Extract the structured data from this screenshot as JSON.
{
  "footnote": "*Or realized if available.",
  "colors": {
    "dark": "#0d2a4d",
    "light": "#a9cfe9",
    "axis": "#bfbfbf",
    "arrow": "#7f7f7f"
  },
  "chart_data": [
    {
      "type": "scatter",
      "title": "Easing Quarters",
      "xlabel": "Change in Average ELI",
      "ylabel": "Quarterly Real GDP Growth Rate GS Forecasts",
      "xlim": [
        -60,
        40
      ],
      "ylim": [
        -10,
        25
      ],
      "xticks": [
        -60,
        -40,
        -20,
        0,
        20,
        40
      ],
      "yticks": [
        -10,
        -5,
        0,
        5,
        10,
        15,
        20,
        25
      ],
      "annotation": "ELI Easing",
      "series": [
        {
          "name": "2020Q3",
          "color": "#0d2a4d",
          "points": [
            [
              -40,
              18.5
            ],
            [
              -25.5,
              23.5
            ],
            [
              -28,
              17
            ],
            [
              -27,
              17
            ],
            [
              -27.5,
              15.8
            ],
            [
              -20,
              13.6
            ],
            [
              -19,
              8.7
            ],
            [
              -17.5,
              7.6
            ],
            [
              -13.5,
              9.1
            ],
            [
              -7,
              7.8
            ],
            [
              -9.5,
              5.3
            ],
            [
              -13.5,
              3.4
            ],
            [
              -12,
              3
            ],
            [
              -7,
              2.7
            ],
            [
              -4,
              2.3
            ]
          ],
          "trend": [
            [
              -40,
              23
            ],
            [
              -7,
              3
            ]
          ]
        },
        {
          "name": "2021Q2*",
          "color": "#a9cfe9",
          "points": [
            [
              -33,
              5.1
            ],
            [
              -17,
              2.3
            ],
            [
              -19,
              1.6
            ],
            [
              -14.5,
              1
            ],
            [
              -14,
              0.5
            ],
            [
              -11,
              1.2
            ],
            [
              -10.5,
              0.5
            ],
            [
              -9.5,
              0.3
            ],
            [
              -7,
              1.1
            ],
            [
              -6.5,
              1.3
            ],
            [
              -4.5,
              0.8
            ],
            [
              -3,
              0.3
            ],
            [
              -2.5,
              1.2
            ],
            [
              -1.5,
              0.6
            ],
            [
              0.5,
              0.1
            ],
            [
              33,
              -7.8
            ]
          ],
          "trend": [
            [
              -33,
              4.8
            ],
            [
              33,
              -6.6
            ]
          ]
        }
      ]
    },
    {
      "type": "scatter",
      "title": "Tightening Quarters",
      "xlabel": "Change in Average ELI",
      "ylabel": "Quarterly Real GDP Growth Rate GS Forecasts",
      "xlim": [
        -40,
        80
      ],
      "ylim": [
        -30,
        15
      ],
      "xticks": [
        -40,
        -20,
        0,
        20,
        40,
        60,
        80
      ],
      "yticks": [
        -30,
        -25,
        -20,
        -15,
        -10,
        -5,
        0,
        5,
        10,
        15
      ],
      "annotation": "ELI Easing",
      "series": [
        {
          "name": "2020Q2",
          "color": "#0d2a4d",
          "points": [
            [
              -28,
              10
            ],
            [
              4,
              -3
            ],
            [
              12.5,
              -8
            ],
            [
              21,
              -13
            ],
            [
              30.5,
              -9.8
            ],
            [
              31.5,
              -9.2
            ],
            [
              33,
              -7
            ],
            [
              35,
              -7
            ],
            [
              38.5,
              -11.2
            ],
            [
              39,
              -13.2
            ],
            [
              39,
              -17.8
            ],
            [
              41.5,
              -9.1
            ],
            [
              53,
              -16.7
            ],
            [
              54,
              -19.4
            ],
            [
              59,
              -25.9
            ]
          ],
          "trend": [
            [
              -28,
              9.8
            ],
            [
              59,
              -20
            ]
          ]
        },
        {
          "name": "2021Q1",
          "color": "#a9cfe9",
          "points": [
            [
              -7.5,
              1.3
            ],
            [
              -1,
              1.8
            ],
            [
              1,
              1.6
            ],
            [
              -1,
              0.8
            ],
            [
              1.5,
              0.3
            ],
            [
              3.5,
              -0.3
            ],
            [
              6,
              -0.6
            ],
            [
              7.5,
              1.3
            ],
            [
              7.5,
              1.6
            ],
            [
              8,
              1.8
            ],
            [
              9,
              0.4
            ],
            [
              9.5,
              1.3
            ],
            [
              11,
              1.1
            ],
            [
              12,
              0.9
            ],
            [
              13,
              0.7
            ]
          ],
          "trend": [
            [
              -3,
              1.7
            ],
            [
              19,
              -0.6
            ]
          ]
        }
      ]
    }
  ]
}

::::

§ Task to carry out
Which lines in the records above contain the string "Quarters"? Copy each one.

§ Response for this exercise
      "title": "Easing Quarters",
      "title": "Tightening Quarters",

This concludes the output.